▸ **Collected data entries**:
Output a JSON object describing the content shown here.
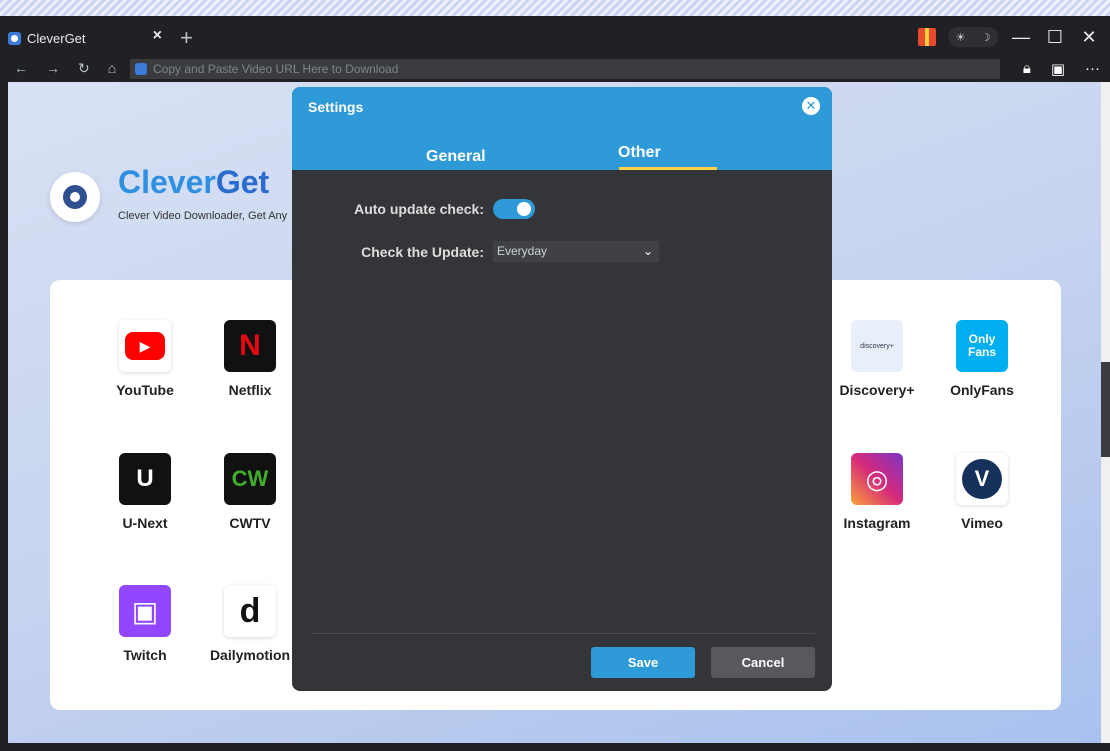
{
  "tab": {
    "title": "CleverGet",
    "close": "×",
    "new": "+"
  },
  "window": {
    "minimize": "—",
    "maximize": "☐",
    "close": "✕",
    "theme_light": "☀",
    "theme_dark": "☽"
  },
  "nav": {
    "back": "←",
    "forward": "→",
    "reload": "↻",
    "home": "⌂",
    "more": "···"
  },
  "address": {
    "placeholder": "Copy and Paste Video URL Here to Download"
  },
  "brand": {
    "name_part1": "Clever",
    "name_part2": "Get",
    "tagline": "Clever Video Downloader, Get Any"
  },
  "sites": [
    {
      "label": "YouTube",
      "color": "#ff0000",
      "glyph": "▶"
    },
    {
      "label": "Netflix",
      "color": "#111111",
      "glyph": "N"
    },
    {
      "label": "Discovery+",
      "color": "#e9eefb",
      "glyph": "discovery+"
    },
    {
      "label": "OnlyFans",
      "color": "#00aff0",
      "glyph": "Only Fans"
    },
    {
      "label": "U-Next",
      "color": "#111111",
      "glyph": "U"
    },
    {
      "label": "CWTV",
      "color": "#111111",
      "glyph": "CW"
    },
    {
      "label": "Instagram",
      "color": "#d6297a",
      "glyph": "◎"
    },
    {
      "label": "Vimeo",
      "color": "#1ab7ea",
      "glyph": "V"
    },
    {
      "label": "Twitch",
      "color": "#9146ff",
      "glyph": "▣"
    },
    {
      "label": "Dailymotion",
      "color": "#ffffff",
      "glyph": "d"
    }
  ],
  "dialog": {
    "title": "Settings",
    "tabs": [
      "General",
      "Other"
    ],
    "active_tab": "Other",
    "auto_update_label": "Auto update check:",
    "auto_update_on": true,
    "check_update_label": "Check the Update:",
    "check_update_value": "Everyday",
    "save": "Save",
    "cancel": "Cancel",
    "accent": "#2e9ad8"
  }
}
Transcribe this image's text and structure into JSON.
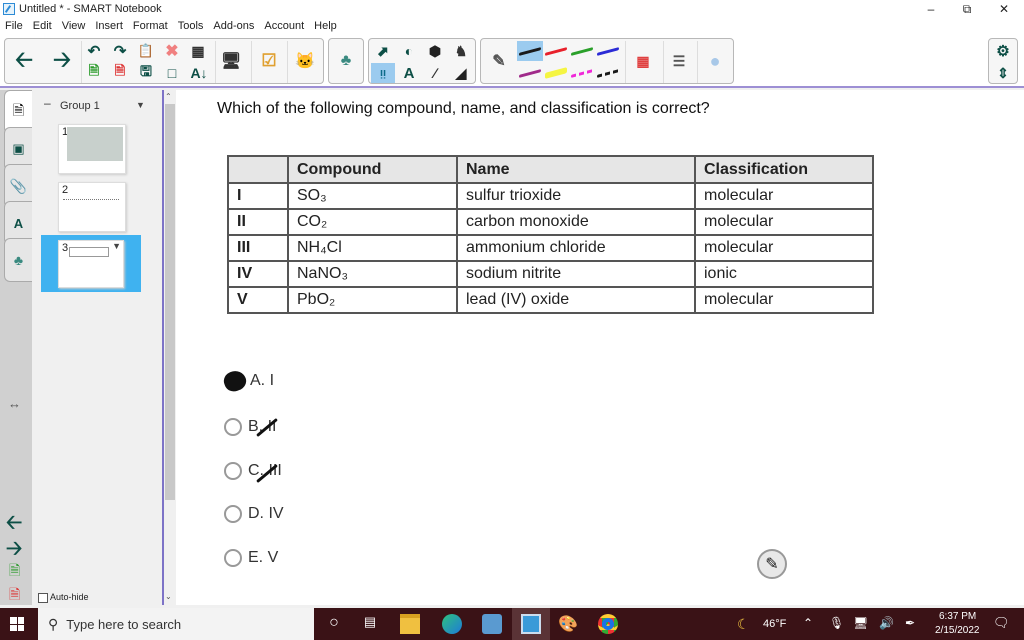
{
  "window": {
    "title": "Untitled * - SMART Notebook",
    "controls": [
      "minimize",
      "restore",
      "close"
    ]
  },
  "menu": [
    "File",
    "Edit",
    "View",
    "Insert",
    "Format",
    "Tools",
    "Add-ons",
    "Account",
    "Help"
  ],
  "toolbar": {
    "nav": [
      "back-arrow-icon",
      "forward-arrow-icon"
    ],
    "file_tools": [
      "undo-icon",
      "redo-icon",
      "paste-icon",
      "delete-icon",
      "table-icon",
      "add-page-icon",
      "delete-page-icon",
      "save-icon",
      "screen-shade-icon",
      "text-recognition-icon"
    ],
    "pen_colors": [
      "#1a1a1a",
      "#e8202a",
      "#2aa02a",
      "#2b2bd6",
      "#a02a8a",
      "#f5f542",
      "#f028d8",
      "#1a1a1a"
    ],
    "active_pen_index": 0
  },
  "sidebar": {
    "group_label": "Group 1",
    "pages": [
      {
        "number": "1"
      },
      {
        "number": "2"
      },
      {
        "number": "3",
        "selected": true
      }
    ],
    "auto_hide_label": "Auto-hide",
    "auto_hide_checked": false
  },
  "page": {
    "question": "Which of the following compound, name, and classification is correct?",
    "table": {
      "headers": [
        "",
        "Compound",
        "Name",
        "Classification"
      ],
      "rows": [
        [
          "I",
          "SO₃",
          "sulfur trioxide",
          "molecular"
        ],
        [
          "II",
          "CO₂",
          "carbon monoxide",
          "molecular"
        ],
        [
          "III",
          "NH₄Cl",
          "ammonium chloride",
          "molecular"
        ],
        [
          "IV",
          "NaNO₃",
          "sodium nitrite",
          "ionic"
        ],
        [
          "V",
          "PbO₂",
          "lead (IV) oxide",
          "molecular"
        ]
      ]
    },
    "options": [
      {
        "label": "A. I",
        "marked": "filled"
      },
      {
        "label": "B. II",
        "marked": "crossed"
      },
      {
        "label": "C. III",
        "marked": "crossed"
      },
      {
        "label": "D. IV",
        "marked": "none"
      },
      {
        "label": "E. V",
        "marked": "none"
      }
    ]
  },
  "taskbar": {
    "search_placeholder": "Type here to search",
    "weather": "46°F",
    "time": "6:37 PM",
    "date": "2/15/2022"
  }
}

▸ **Task description**: Report how many lines of the data contain the word "JSON", using the number alone.

▸ **Result below**: 2